[Job]:
Repeat the material verbatim. Images are excluded from the copy.

— BEGIN Data provided —

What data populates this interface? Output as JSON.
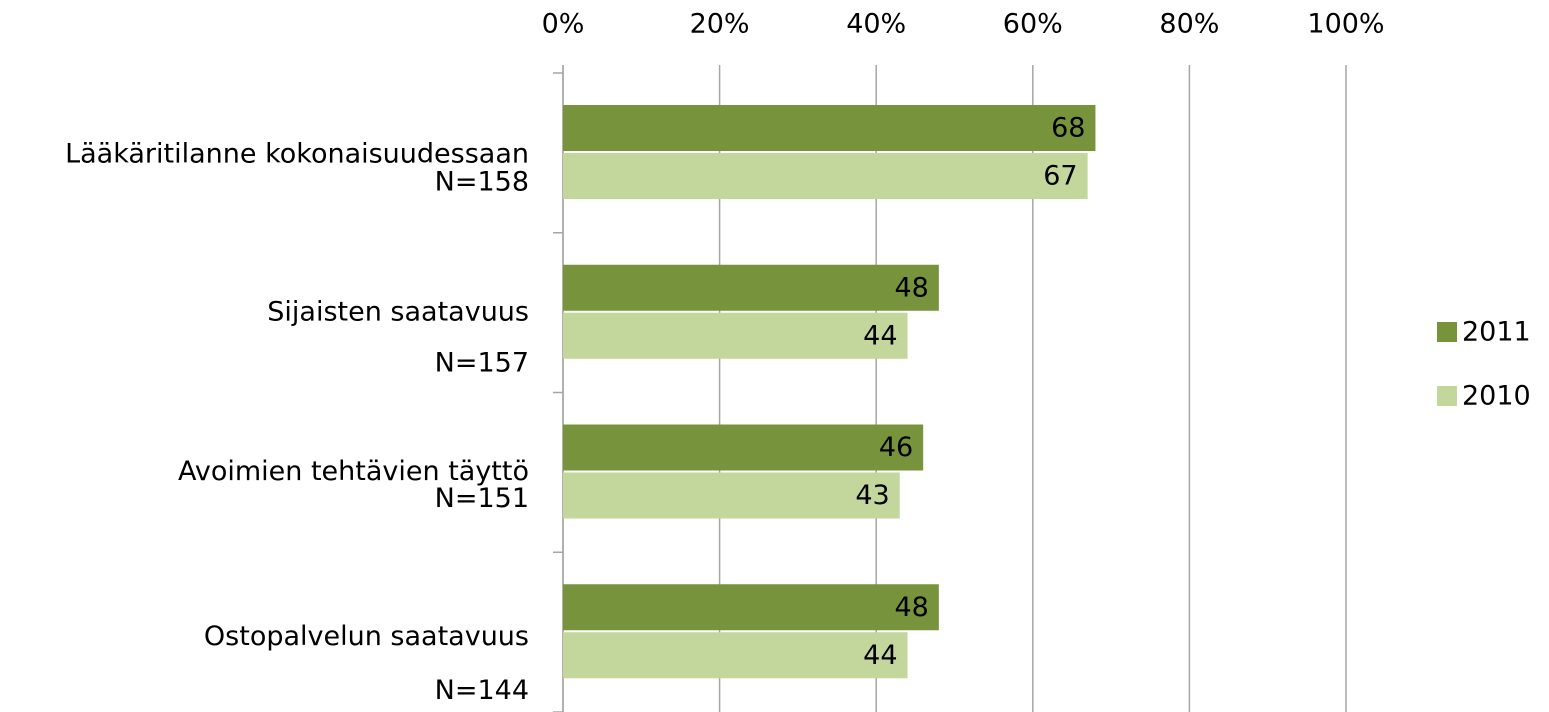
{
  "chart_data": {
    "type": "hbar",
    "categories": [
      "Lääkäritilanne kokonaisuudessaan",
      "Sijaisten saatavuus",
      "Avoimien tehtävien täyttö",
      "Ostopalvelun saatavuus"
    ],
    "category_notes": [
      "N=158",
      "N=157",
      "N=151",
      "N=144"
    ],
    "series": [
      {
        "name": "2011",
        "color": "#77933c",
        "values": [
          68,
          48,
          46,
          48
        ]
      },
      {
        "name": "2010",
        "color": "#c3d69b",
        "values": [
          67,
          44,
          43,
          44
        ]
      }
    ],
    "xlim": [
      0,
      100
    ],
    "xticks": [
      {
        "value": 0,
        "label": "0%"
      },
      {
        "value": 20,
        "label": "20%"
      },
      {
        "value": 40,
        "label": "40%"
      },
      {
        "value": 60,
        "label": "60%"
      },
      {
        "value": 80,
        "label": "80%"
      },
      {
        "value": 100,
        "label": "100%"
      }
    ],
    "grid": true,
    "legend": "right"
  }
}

— END Data provided —

[Written solution]:
What data populates this interface? Output as JSON.
{
  "chart_data": {
    "type": "hbar",
    "categories": [
      "Lääkäritilanne kokonaisuudessaan",
      "Sijaisten saatavuus",
      "Avoimien tehtävien täyttö",
      "Ostopalvelun saatavuus"
    ],
    "category_notes": [
      "N=158",
      "N=157",
      "N=151",
      "N=144"
    ],
    "series": [
      {
        "name": "2011",
        "color": "#77933c",
        "values": [
          68,
          48,
          46,
          48
        ]
      },
      {
        "name": "2010",
        "color": "#c3d69b",
        "values": [
          67,
          44,
          43,
          44
        ]
      }
    ],
    "xlim": [
      0,
      100
    ],
    "xticks": [
      {
        "value": 0,
        "label": "0%"
      },
      {
        "value": 20,
        "label": "20%"
      },
      {
        "value": 40,
        "label": "40%"
      },
      {
        "value": 60,
        "label": "60%"
      },
      {
        "value": 80,
        "label": "80%"
      },
      {
        "value": 100,
        "label": "100%"
      }
    ],
    "grid": true,
    "legend": "right"
  }
}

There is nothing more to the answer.